> **Given task**
Every entry below should be transcribed exactly; pictures stay out of the copy.

Dataset records:
----------------

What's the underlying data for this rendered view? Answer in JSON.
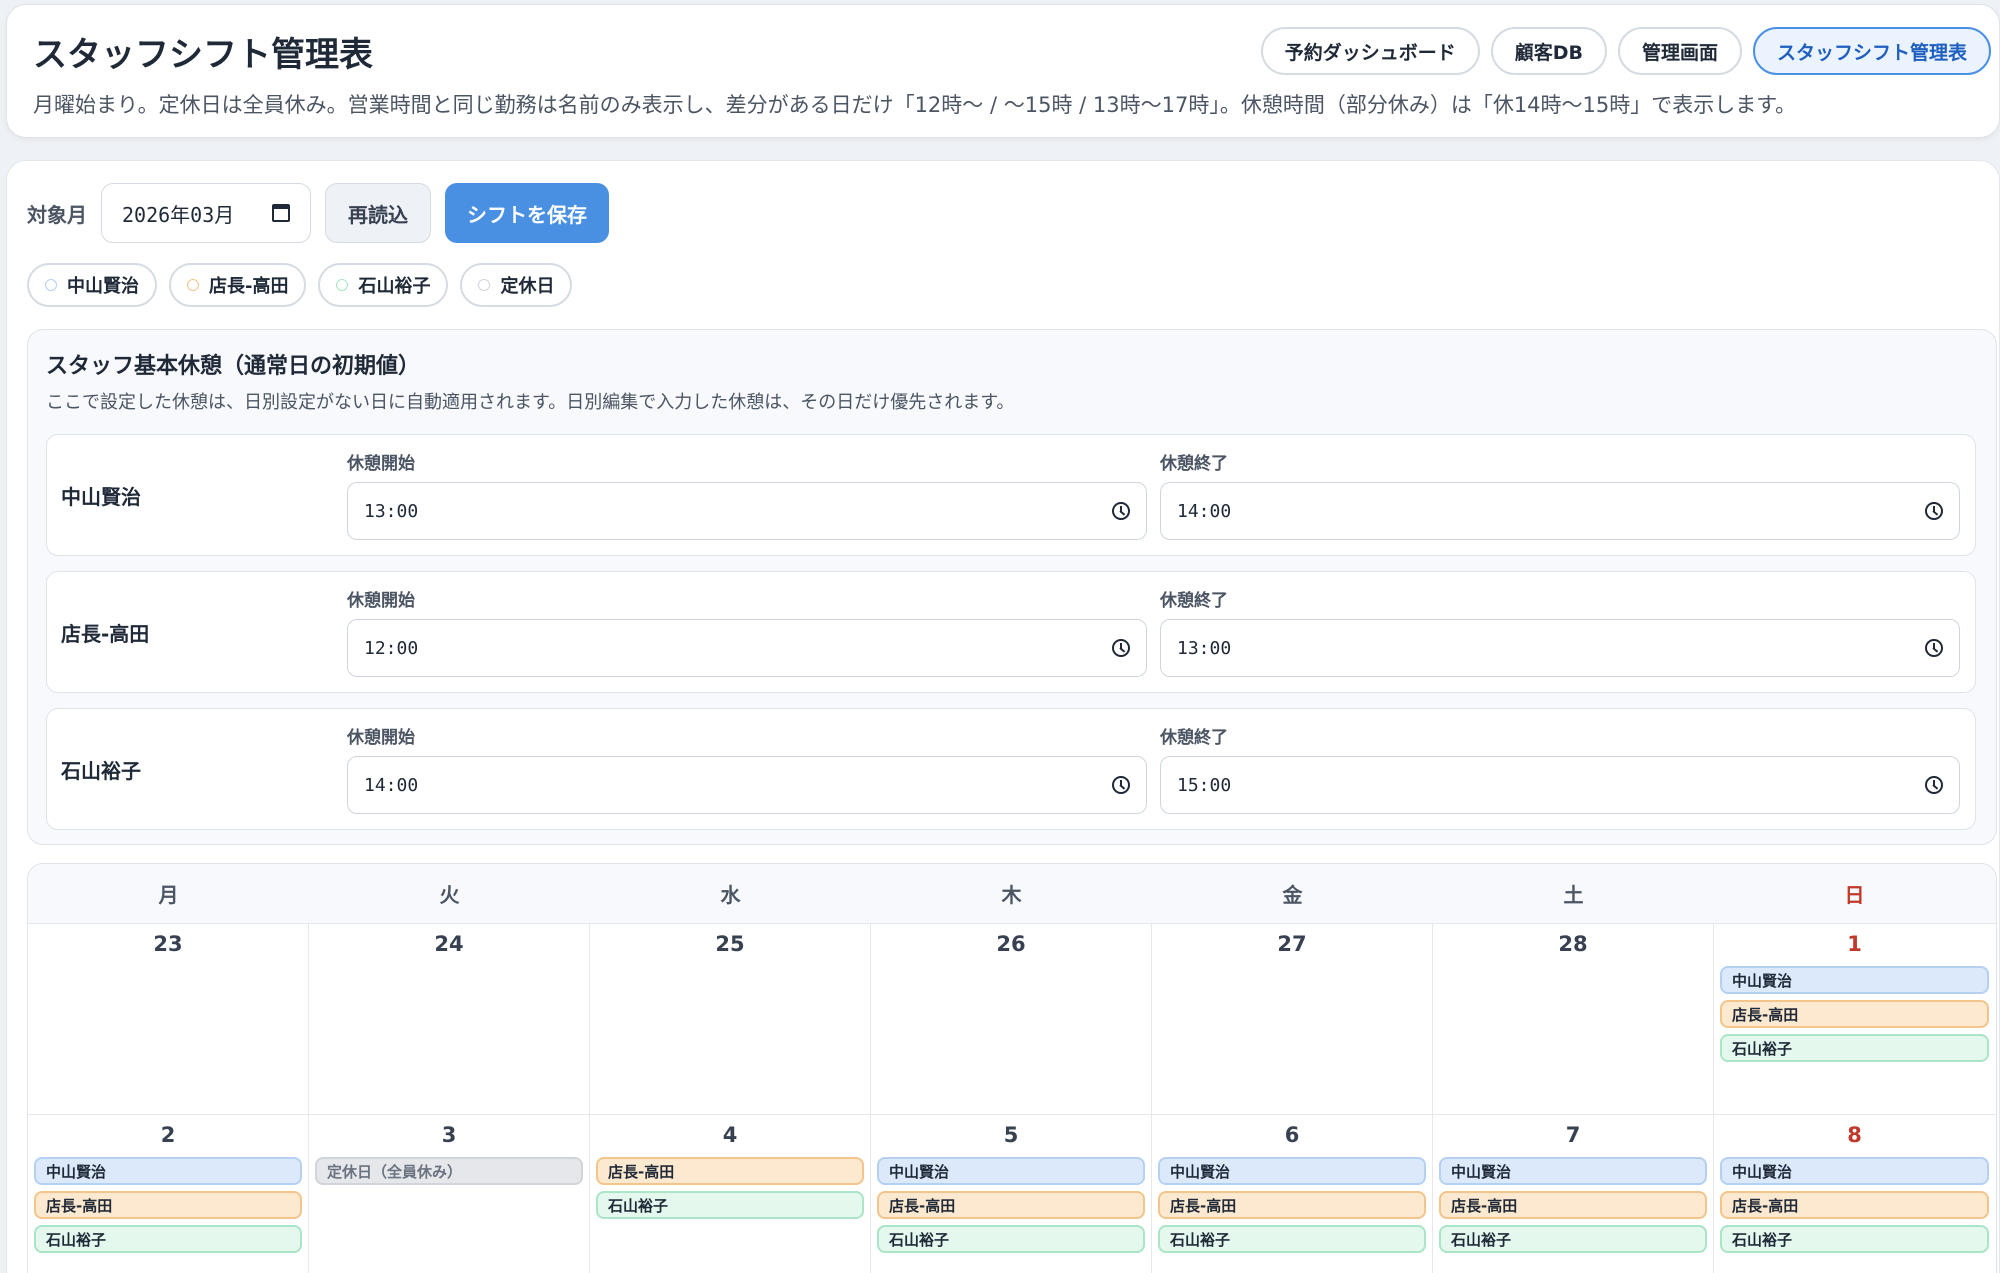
{
  "header": {
    "title": "スタッフシフト管理表",
    "description": "月曜始まり。定休日は全員休み。営業時間と同じ勤務は名前のみ表示し、差分がある日だけ「12時〜 / 〜15時 / 13時〜17時」。休憩時間（部分休み）は「休14時〜15時」で表示します。",
    "nav": [
      "予約ダッシュボード",
      "顧客DB",
      "管理画面",
      "スタッフシフト管理表"
    ],
    "active_nav": "スタッフシフト管理表"
  },
  "toolbar": {
    "month_label": "対象月",
    "month_value": "2026年03月",
    "reload_label": "再読込",
    "save_label": "シフトを保存"
  },
  "legend": [
    {
      "label": "中山賢治",
      "color": "#b5d0f2"
    },
    {
      "label": "店長-高田",
      "color": "#f3c58c"
    },
    {
      "label": "石山裕子",
      "color": "#a9e5c6"
    },
    {
      "label": "定休日",
      "color": "#d1d5db"
    }
  ],
  "breaks": {
    "title": "スタッフ基本休憩（通常日の初期値）",
    "description": "ここで設定した休憩は、日別設定がない日に自動適用されます。日別編集で入力した休憩は、その日だけ優先されます。",
    "start_label": "休憩開始",
    "end_label": "休憩終了",
    "staff": [
      {
        "name": "中山賢治",
        "start": "13:00",
        "end": "14:00"
      },
      {
        "name": "店長-高田",
        "start": "12:00",
        "end": "13:00"
      },
      {
        "name": "石山裕子",
        "start": "14:00",
        "end": "15:00"
      }
    ]
  },
  "calendar": {
    "weekdays": [
      "月",
      "火",
      "水",
      "木",
      "金",
      "土",
      "日"
    ],
    "weeks": [
      [
        {
          "day": "23",
          "entries": []
        },
        {
          "day": "24",
          "entries": []
        },
        {
          "day": "25",
          "entries": []
        },
        {
          "day": "26",
          "entries": []
        },
        {
          "day": "27",
          "entries": []
        },
        {
          "day": "28",
          "entries": []
        },
        {
          "day": "1",
          "entries": [
            {
              "label": "中山賢治",
              "type": "blue"
            },
            {
              "label": "店長-高田",
              "type": "orange"
            },
            {
              "label": "石山裕子",
              "type": "green"
            }
          ]
        }
      ],
      [
        {
          "day": "2",
          "entries": [
            {
              "label": "中山賢治",
              "type": "blue"
            },
            {
              "label": "店長-高田",
              "type": "orange"
            },
            {
              "label": "石山裕子",
              "type": "green"
            }
          ]
        },
        {
          "day": "3",
          "entries": [
            {
              "label": "定休日（全員休み）",
              "type": "gray"
            }
          ]
        },
        {
          "day": "4",
          "entries": [
            {
              "label": "店長-高田",
              "type": "orange"
            },
            {
              "label": "石山裕子",
              "type": "green"
            }
          ]
        },
        {
          "day": "5",
          "entries": [
            {
              "label": "中山賢治",
              "type": "blue"
            },
            {
              "label": "店長-高田",
              "type": "orange"
            },
            {
              "label": "石山裕子",
              "type": "green"
            }
          ]
        },
        {
          "day": "6",
          "entries": [
            {
              "label": "中山賢治",
              "type": "blue"
            },
            {
              "label": "店長-高田",
              "type": "orange"
            },
            {
              "label": "石山裕子",
              "type": "green"
            }
          ]
        },
        {
          "day": "7",
          "entries": [
            {
              "label": "中山賢治",
              "type": "blue"
            },
            {
              "label": "店長-高田",
              "type": "orange"
            },
            {
              "label": "石山裕子",
              "type": "green"
            }
          ]
        },
        {
          "day": "8",
          "entries": [
            {
              "label": "中山賢治",
              "type": "blue"
            },
            {
              "label": "店長-高田",
              "type": "orange"
            },
            {
              "label": "石山裕子",
              "type": "green"
            }
          ]
        }
      ]
    ]
  }
}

----------------

> **Response below**
What's the underlying data for this rendered view? Answer in JSON.
{
  "header": {
    "title": "スタッフシフト管理表",
    "description": "月曜始まり。定休日は全員休み。営業時間と同じ勤務は名前のみ表示し、差分がある日だけ「12時〜 / 〜15時 / 13時〜17時」。休憩時間（部分休み）は「休14時〜15時」で表示します。",
    "nav": [
      "予約ダッシュボード",
      "顧客DB",
      "管理画面",
      "スタッフシフト管理表"
    ],
    "active_nav": "スタッフシフト管理表"
  },
  "toolbar": {
    "month_label": "対象月",
    "month_value": "2026年03月",
    "reload_label": "再読込",
    "save_label": "シフトを保存"
  },
  "legend": [
    {
      "label": "中山賢治",
      "color": "#b5d0f2"
    },
    {
      "label": "店長-高田",
      "color": "#f3c58c"
    },
    {
      "label": "石山裕子",
      "color": "#a9e5c6"
    },
    {
      "label": "定休日",
      "color": "#d1d5db"
    }
  ],
  "breaks": {
    "title": "スタッフ基本休憩（通常日の初期値）",
    "description": "ここで設定した休憩は、日別設定がない日に自動適用されます。日別編集で入力した休憩は、その日だけ優先されます。",
    "start_label": "休憩開始",
    "end_label": "休憩終了",
    "staff": [
      {
        "name": "中山賢治",
        "start": "13:00",
        "end": "14:00"
      },
      {
        "name": "店長-高田",
        "start": "12:00",
        "end": "13:00"
      },
      {
        "name": "石山裕子",
        "start": "14:00",
        "end": "15:00"
      }
    ]
  },
  "calendar": {
    "weekdays": [
      "月",
      "火",
      "水",
      "木",
      "金",
      "土",
      "日"
    ],
    "weeks": [
      [
        {
          "day": "23",
          "entries": []
        },
        {
          "day": "24",
          "entries": []
        },
        {
          "day": "25",
          "entries": []
        },
        {
          "day": "26",
          "entries": []
        },
        {
          "day": "27",
          "entries": []
        },
        {
          "day": "28",
          "entries": []
        },
        {
          "day": "1",
          "entries": [
            {
              "label": "中山賢治",
              "type": "blue"
            },
            {
              "label": "店長-高田",
              "type": "orange"
            },
            {
              "label": "石山裕子",
              "type": "green"
            }
          ]
        }
      ],
      [
        {
          "day": "2",
          "entries": [
            {
              "label": "中山賢治",
              "type": "blue"
            },
            {
              "label": "店長-高田",
              "type": "orange"
            },
            {
              "label": "石山裕子",
              "type": "green"
            }
          ]
        },
        {
          "day": "3",
          "entries": [
            {
              "label": "定休日（全員休み）",
              "type": "gray"
            }
          ]
        },
        {
          "day": "4",
          "entries": [
            {
              "label": "店長-高田",
              "type": "orange"
            },
            {
              "label": "石山裕子",
              "type": "green"
            }
          ]
        },
        {
          "day": "5",
          "entries": [
            {
              "label": "中山賢治",
              "type": "blue"
            },
            {
              "label": "店長-高田",
              "type": "orange"
            },
            {
              "label": "石山裕子",
              "type": "green"
            }
          ]
        },
        {
          "day": "6",
          "entries": [
            {
              "label": "中山賢治",
              "type": "blue"
            },
            {
              "label": "店長-高田",
              "type": "orange"
            },
            {
              "label": "石山裕子",
              "type": "green"
            }
          ]
        },
        {
          "day": "7",
          "entries": [
            {
              "label": "中山賢治",
              "type": "blue"
            },
            {
              "label": "店長-高田",
              "type": "orange"
            },
            {
              "label": "石山裕子",
              "type": "green"
            }
          ]
        },
        {
          "day": "8",
          "entries": [
            {
              "label": "中山賢治",
              "type": "blue"
            },
            {
              "label": "店長-高田",
              "type": "orange"
            },
            {
              "label": "石山裕子",
              "type": "green"
            }
          ]
        }
      ]
    ]
  }
}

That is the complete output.